Information shown:
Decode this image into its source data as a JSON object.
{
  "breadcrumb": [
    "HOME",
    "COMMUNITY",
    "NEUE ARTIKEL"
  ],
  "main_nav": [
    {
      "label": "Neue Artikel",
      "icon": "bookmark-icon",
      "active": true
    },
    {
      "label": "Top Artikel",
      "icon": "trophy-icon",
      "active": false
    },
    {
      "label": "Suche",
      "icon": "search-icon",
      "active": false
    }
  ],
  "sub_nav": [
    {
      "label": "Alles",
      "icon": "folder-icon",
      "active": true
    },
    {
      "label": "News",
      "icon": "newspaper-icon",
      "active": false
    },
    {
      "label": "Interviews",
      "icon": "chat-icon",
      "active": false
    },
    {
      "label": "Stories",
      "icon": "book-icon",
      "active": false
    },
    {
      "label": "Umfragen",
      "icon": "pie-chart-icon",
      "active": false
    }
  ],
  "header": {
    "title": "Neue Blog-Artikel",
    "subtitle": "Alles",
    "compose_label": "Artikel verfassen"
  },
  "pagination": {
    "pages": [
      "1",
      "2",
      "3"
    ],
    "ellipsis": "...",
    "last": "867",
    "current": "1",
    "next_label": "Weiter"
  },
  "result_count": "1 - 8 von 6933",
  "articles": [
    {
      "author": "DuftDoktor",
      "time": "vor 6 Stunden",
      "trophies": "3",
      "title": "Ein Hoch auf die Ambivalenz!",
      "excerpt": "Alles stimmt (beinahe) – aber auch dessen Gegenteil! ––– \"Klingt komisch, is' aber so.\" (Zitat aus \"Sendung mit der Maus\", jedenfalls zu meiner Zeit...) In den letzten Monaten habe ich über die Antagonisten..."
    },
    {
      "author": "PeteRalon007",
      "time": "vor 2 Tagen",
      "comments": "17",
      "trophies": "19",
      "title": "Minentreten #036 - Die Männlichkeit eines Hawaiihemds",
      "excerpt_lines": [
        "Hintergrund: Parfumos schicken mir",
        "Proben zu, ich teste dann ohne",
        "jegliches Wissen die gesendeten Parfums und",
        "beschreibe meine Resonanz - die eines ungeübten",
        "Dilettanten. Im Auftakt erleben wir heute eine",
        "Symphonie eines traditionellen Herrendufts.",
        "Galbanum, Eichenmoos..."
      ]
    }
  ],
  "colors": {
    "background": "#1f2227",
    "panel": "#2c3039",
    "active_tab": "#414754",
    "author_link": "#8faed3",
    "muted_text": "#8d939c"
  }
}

Prompt: Reproduce every line of the material above exactly.

Complete output:
Decode this image into its source data as a JSON object.
{
  "breadcrumb": [
    "HOME",
    "COMMUNITY",
    "NEUE ARTIKEL"
  ],
  "main_nav": [
    {
      "label": "Neue Artikel",
      "icon": "bookmark-icon",
      "active": true
    },
    {
      "label": "Top Artikel",
      "icon": "trophy-icon",
      "active": false
    },
    {
      "label": "Suche",
      "icon": "search-icon",
      "active": false
    }
  ],
  "sub_nav": [
    {
      "label": "Alles",
      "icon": "folder-icon",
      "active": true
    },
    {
      "label": "News",
      "icon": "newspaper-icon",
      "active": false
    },
    {
      "label": "Interviews",
      "icon": "chat-icon",
      "active": false
    },
    {
      "label": "Stories",
      "icon": "book-icon",
      "active": false
    },
    {
      "label": "Umfragen",
      "icon": "pie-chart-icon",
      "active": false
    }
  ],
  "header": {
    "title": "Neue Blog-Artikel",
    "subtitle": "Alles",
    "compose_label": "Artikel verfassen"
  },
  "pagination": {
    "pages": [
      "1",
      "2",
      "3"
    ],
    "ellipsis": "...",
    "last": "867",
    "current": "1",
    "next_label": "Weiter"
  },
  "result_count": "1 - 8 von 6933",
  "articles": [
    {
      "author": "DuftDoktor",
      "time": "vor 6 Stunden",
      "trophies": "3",
      "title": "Ein Hoch auf die Ambivalenz!",
      "excerpt": "Alles stimmt (beinahe) – aber auch dessen Gegenteil! ––– \"Klingt komisch, is' aber so.\" (Zitat aus \"Sendung mit der Maus\", jedenfalls zu meiner Zeit...) In den letzten Monaten habe ich über die Antagonisten..."
    },
    {
      "author": "PeteRalon007",
      "time": "vor 2 Tagen",
      "comments": "17",
      "trophies": "19",
      "title": "Minentreten #036 - Die Männlichkeit eines Hawaiihemds",
      "excerpt_lines": [
        "Hintergrund: Parfumos schicken mir",
        "Proben zu, ich teste dann ohne",
        "jegliches Wissen die gesendeten Parfums und",
        "beschreibe meine Resonanz - die eines ungeübten",
        "Dilettanten. Im Auftakt erleben wir heute eine",
        "Symphonie eines traditionellen Herrendufts.",
        "Galbanum, Eichenmoos..."
      ]
    }
  ],
  "colors": {
    "background": "#1f2227",
    "panel": "#2c3039",
    "active_tab": "#414754",
    "author_link": "#8faed3",
    "muted_text": "#8d939c"
  }
}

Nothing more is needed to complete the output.